- [DIRECTIONS]: Count how many lines hold the string "image". Give that number alone.

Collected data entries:

- - - - - - -

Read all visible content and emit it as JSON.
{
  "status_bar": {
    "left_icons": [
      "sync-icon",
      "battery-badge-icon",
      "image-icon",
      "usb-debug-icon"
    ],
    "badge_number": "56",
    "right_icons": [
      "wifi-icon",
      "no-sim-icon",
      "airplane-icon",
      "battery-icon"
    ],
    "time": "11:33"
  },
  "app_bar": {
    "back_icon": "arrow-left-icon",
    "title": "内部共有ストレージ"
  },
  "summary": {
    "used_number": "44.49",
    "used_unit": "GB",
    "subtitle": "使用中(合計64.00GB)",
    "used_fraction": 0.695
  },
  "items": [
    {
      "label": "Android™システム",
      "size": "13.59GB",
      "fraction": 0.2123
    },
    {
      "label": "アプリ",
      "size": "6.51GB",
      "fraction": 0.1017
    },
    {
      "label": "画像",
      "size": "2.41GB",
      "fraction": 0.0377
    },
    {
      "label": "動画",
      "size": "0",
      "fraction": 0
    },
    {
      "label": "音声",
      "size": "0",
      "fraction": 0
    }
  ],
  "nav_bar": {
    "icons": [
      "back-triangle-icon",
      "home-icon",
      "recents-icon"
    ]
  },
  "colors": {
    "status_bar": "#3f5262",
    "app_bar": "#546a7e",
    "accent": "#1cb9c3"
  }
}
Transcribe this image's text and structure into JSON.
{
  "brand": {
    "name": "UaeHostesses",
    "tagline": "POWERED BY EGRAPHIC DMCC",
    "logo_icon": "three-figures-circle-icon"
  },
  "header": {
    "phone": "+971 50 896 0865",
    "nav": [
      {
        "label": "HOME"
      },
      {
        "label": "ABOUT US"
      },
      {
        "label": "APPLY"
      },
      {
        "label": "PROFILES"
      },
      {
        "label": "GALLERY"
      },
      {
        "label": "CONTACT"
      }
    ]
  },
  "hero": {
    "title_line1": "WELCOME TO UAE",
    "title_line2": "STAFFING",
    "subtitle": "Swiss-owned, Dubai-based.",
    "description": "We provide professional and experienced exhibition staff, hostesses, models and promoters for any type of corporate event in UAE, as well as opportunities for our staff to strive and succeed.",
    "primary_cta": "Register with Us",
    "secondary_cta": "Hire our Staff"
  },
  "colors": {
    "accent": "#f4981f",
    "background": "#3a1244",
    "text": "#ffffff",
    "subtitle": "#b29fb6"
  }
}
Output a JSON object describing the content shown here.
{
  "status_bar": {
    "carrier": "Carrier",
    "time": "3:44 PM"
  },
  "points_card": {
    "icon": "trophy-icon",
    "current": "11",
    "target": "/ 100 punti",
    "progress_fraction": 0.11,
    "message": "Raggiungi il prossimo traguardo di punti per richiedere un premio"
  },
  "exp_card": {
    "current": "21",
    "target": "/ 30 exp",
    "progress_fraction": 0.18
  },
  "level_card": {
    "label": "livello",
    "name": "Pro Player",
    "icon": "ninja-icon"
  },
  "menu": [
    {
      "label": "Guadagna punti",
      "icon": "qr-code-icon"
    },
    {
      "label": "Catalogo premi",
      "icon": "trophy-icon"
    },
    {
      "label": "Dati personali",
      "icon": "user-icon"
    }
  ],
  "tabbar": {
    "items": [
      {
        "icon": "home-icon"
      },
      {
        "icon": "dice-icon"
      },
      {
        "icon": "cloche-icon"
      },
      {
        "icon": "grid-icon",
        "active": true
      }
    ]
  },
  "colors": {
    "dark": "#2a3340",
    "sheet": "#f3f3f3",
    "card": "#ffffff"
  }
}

- - - - - - -

- [WRITTEN RESPONSE]: 2